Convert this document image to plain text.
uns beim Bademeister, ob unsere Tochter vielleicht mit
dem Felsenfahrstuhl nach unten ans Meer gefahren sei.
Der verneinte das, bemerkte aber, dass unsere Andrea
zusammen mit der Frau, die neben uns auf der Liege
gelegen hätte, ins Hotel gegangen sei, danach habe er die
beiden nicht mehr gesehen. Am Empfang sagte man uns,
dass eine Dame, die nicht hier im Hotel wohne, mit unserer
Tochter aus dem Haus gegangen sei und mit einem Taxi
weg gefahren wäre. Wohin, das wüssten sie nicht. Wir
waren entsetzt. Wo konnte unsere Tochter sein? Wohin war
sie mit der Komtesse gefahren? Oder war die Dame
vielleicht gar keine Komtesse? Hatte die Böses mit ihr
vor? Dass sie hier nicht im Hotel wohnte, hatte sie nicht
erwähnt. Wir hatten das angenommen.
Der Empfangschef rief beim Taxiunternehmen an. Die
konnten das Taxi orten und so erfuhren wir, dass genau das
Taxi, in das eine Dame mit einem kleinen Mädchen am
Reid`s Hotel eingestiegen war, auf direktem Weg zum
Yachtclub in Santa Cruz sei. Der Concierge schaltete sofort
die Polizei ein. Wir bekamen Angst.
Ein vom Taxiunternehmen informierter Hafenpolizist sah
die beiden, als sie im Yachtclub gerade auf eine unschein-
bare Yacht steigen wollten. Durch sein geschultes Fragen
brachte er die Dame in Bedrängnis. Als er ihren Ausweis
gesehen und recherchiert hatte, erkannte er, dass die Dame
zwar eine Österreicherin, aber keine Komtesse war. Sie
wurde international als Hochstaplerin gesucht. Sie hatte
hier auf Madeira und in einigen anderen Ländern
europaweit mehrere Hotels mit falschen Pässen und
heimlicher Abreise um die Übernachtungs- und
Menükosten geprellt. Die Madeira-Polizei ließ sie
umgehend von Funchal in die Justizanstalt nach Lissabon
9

------------------------------------------------

WORK ORDER - Look through the listing above and copy each line where the string "gefahren" occurs.

OUTPUT -
dem Felsenfahrstuhl nach unten ans Meer gefahren sei.
weg gefahren wäre. Wohin, das wüssten sie nicht. Wir
sie mit der Komtesse gefahren? Oder war die Dame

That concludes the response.